__SHORT PROBLEM__.
Report all lines from the entries below in which "type" appears.

__RECORD EXTRACTS__.
begin
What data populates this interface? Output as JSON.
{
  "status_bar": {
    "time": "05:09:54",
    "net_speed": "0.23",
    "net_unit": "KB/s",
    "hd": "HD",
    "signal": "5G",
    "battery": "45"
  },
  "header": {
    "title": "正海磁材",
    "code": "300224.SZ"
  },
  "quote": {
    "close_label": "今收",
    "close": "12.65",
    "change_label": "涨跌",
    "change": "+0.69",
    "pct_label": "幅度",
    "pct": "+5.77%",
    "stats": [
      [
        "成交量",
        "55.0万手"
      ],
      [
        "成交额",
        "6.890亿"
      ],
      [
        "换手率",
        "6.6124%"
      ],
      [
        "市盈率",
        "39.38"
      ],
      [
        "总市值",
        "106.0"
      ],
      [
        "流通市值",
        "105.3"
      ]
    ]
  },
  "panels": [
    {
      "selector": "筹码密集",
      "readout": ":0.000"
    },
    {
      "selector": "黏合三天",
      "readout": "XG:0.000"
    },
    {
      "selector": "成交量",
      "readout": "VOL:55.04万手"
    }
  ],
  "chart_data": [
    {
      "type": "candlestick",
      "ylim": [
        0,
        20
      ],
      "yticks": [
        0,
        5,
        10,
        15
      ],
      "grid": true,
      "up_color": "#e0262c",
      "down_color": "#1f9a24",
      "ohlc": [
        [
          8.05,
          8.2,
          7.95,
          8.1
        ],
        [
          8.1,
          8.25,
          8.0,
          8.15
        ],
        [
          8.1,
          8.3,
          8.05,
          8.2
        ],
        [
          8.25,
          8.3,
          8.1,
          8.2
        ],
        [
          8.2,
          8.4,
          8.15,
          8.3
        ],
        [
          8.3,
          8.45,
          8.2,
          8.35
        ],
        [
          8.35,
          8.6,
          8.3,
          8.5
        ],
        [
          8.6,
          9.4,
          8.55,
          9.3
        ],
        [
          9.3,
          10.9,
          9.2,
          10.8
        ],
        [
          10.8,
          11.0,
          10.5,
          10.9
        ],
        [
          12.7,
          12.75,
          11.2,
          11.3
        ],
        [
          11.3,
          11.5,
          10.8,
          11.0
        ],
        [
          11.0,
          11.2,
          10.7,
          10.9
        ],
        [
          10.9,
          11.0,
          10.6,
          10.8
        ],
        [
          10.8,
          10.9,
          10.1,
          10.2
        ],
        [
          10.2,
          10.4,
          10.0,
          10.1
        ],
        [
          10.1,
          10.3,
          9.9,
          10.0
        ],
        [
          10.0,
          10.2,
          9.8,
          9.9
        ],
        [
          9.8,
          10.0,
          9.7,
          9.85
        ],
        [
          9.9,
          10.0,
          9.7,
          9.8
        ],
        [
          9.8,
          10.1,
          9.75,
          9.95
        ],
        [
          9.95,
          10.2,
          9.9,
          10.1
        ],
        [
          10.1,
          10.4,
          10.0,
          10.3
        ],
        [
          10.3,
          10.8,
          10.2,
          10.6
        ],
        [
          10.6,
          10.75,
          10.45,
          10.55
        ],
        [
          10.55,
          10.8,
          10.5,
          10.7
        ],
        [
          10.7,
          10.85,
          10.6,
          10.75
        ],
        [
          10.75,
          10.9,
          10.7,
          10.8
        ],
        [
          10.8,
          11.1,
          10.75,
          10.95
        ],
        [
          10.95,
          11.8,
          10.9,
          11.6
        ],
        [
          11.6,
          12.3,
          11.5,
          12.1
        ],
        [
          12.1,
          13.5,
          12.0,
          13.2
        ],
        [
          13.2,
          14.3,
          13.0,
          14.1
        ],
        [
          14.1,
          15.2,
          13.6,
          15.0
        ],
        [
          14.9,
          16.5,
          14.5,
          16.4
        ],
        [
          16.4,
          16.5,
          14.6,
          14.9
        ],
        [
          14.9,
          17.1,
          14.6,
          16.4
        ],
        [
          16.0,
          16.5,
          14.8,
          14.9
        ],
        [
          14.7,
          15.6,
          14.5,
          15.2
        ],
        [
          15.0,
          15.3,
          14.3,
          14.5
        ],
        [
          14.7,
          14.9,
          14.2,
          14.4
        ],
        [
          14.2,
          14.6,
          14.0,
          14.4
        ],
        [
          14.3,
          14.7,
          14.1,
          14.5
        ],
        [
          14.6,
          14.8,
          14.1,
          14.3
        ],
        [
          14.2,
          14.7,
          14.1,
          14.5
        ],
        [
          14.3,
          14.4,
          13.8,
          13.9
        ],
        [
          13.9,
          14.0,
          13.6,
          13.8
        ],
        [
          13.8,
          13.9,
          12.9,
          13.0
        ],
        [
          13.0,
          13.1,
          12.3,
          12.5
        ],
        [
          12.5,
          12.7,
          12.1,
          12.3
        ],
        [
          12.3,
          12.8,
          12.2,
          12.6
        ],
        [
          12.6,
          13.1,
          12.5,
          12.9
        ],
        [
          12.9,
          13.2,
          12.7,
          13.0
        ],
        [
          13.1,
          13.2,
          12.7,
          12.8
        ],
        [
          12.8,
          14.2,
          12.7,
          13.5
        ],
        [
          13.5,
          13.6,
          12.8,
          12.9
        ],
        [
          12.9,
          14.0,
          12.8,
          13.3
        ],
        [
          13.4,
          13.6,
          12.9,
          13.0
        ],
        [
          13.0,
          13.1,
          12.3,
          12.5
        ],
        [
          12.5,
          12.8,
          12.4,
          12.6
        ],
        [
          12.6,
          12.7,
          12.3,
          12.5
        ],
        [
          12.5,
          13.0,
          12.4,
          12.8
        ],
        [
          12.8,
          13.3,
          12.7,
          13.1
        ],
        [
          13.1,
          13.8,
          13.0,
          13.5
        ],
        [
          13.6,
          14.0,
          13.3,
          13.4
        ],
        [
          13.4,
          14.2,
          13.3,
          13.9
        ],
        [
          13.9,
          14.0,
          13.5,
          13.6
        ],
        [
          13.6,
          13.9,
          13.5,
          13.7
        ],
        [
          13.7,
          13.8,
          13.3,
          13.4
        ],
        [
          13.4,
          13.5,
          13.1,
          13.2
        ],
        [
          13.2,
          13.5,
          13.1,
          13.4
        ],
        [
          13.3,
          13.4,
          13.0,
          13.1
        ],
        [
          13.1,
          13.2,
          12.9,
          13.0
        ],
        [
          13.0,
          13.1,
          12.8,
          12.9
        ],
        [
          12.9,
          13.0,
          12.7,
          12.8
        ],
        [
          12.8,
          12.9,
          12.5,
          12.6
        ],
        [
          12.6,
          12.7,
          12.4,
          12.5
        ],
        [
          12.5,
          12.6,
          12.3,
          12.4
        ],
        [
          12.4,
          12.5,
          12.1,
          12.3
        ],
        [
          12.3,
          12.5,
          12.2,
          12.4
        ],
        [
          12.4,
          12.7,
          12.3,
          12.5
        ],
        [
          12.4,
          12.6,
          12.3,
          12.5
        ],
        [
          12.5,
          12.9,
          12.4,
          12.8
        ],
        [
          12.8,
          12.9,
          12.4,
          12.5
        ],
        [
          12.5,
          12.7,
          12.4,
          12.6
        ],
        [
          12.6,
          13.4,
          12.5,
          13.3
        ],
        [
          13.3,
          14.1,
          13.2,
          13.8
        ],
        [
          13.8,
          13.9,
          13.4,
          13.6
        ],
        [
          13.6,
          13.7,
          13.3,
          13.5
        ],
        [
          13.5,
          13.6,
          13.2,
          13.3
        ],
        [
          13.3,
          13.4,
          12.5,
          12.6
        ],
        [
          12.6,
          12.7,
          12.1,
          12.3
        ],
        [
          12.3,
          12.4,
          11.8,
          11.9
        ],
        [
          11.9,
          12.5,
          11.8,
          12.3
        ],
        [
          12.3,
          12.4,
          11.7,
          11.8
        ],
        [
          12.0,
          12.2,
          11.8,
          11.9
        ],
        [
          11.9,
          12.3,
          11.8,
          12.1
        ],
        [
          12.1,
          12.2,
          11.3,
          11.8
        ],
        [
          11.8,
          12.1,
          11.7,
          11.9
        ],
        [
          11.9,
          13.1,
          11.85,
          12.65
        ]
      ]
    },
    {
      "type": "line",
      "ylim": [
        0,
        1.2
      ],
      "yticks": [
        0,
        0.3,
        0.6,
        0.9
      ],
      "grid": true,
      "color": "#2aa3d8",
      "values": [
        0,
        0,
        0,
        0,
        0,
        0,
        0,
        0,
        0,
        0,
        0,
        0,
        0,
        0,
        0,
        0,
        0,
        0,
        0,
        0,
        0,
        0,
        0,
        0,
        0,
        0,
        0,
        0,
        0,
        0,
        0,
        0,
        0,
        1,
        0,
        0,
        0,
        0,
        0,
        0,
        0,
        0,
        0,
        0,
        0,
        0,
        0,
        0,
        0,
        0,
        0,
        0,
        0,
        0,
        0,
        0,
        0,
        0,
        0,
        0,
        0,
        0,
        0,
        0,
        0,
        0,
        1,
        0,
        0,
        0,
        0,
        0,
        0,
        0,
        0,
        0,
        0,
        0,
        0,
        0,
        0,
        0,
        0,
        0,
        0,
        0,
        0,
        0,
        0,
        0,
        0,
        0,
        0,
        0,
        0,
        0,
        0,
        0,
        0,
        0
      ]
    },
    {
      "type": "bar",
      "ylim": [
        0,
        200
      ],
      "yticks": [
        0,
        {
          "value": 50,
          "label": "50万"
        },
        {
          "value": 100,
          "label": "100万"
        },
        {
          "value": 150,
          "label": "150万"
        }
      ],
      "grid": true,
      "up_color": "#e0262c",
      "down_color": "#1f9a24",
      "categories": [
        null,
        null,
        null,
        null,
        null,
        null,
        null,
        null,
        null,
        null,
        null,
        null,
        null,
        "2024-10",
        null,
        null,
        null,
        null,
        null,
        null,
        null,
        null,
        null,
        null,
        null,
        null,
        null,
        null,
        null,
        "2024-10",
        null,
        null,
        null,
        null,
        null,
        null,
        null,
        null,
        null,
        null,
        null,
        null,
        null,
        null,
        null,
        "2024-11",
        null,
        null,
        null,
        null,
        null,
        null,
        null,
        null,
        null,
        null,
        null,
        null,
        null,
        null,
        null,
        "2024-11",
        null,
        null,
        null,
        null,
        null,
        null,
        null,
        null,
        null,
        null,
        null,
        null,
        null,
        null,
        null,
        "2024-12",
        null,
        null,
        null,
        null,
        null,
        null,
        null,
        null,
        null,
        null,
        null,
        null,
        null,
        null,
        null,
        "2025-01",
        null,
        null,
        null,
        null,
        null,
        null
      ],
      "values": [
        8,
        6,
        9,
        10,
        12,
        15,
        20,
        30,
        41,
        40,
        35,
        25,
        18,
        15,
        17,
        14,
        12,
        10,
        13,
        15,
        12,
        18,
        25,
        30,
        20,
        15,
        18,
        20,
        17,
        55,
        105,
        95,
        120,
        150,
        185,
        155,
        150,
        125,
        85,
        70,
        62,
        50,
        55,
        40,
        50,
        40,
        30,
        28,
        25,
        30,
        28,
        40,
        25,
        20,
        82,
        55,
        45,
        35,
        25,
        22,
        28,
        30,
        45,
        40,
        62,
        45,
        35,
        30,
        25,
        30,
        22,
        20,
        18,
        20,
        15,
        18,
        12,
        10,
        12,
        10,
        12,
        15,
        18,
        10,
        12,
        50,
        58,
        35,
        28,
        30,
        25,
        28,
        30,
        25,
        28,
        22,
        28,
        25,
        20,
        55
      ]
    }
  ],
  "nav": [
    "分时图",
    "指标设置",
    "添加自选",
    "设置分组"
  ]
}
end
__THE OUTPUT__.
      "type": "candlestick",
      "type": "line",
      "type": "bar",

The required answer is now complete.